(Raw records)

====================

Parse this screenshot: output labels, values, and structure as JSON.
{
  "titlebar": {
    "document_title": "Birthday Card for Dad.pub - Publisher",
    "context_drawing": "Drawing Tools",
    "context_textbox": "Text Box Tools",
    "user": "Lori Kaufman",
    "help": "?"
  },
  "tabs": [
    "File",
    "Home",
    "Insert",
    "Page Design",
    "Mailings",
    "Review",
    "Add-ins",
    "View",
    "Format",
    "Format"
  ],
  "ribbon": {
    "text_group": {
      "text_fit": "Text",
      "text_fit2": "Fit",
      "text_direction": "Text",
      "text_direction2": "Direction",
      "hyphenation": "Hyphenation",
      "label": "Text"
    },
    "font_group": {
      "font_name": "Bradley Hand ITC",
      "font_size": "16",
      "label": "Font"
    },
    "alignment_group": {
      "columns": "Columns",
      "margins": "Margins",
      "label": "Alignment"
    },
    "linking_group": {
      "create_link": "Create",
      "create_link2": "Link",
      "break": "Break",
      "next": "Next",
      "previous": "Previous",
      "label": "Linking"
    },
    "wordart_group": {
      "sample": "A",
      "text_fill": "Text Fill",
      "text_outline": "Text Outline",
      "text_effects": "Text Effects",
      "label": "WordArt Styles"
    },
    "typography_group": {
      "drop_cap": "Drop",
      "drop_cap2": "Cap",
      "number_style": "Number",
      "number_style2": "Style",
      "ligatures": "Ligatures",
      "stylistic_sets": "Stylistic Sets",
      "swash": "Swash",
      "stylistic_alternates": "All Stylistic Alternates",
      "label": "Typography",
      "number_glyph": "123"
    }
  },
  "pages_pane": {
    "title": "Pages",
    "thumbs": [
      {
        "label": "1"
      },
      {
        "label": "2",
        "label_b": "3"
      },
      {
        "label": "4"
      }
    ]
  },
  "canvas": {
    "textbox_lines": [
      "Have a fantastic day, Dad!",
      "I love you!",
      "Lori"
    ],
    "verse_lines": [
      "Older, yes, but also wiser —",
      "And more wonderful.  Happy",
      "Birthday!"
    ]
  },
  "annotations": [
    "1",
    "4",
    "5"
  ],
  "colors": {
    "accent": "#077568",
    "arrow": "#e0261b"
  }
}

====================

Quote every line of the data, word for word.

> Response to the exercise:
Parse this screenshot: output labels, values, and structure as JSON.
{
  "titlebar": {
    "document_title": "Birthday Card for Dad.pub - Publisher",
    "context_drawing": "Drawing Tools",
    "context_textbox": "Text Box Tools",
    "user": "Lori Kaufman",
    "help": "?"
  },
  "tabs": [
    "File",
    "Home",
    "Insert",
    "Page Design",
    "Mailings",
    "Review",
    "Add-ins",
    "View",
    "Format",
    "Format"
  ],
  "ribbon": {
    "text_group": {
      "text_fit": "Text",
      "text_fit2": "Fit",
      "text_direction": "Text",
      "text_direction2": "Direction",
      "hyphenation": "Hyphenation",
      "label": "Text"
    },
    "font_group": {
      "font_name": "Bradley Hand ITC",
      "font_size": "16",
      "label": "Font"
    },
    "alignment_group": {
      "columns": "Columns",
      "margins": "Margins",
      "label": "Alignment"
    },
    "linking_group": {
      "create_link": "Create",
      "create_link2": "Link",
      "break": "Break",
      "next": "Next",
      "previous": "Previous",
      "label": "Linking"
    },
    "wordart_group": {
      "sample": "A",
      "text_fill": "Text Fill",
      "text_outline": "Text Outline",
      "text_effects": "Text Effects",
      "label": "WordArt Styles"
    },
    "typography_group": {
      "drop_cap": "Drop",
      "drop_cap2": "Cap",
      "number_style": "Number",
      "number_style2": "Style",
      "ligatures": "Ligatures",
      "stylistic_sets": "Stylistic Sets",
      "swash": "Swash",
      "stylistic_alternates": "All Stylistic Alternates",
      "label": "Typography",
      "number_glyph": "123"
    }
  },
  "pages_pane": {
    "title": "Pages",
    "thumbs": [
      {
        "label": "1"
      },
      {
        "label": "2",
        "label_b": "3"
      },
      {
        "label": "4"
      }
    ]
  },
  "canvas": {
    "textbox_lines": [
      "Have a fantastic day, Dad!",
      "I love you!",
      "Lori"
    ],
    "verse_lines": [
      "Older, yes, but also wiser —",
      "And more wonderful.  Happy",
      "Birthday!"
    ]
  },
  "annotations": [
    "1",
    "4",
    "5"
  ],
  "colors": {
    "accent": "#077568",
    "arrow": "#e0261b"
  }
}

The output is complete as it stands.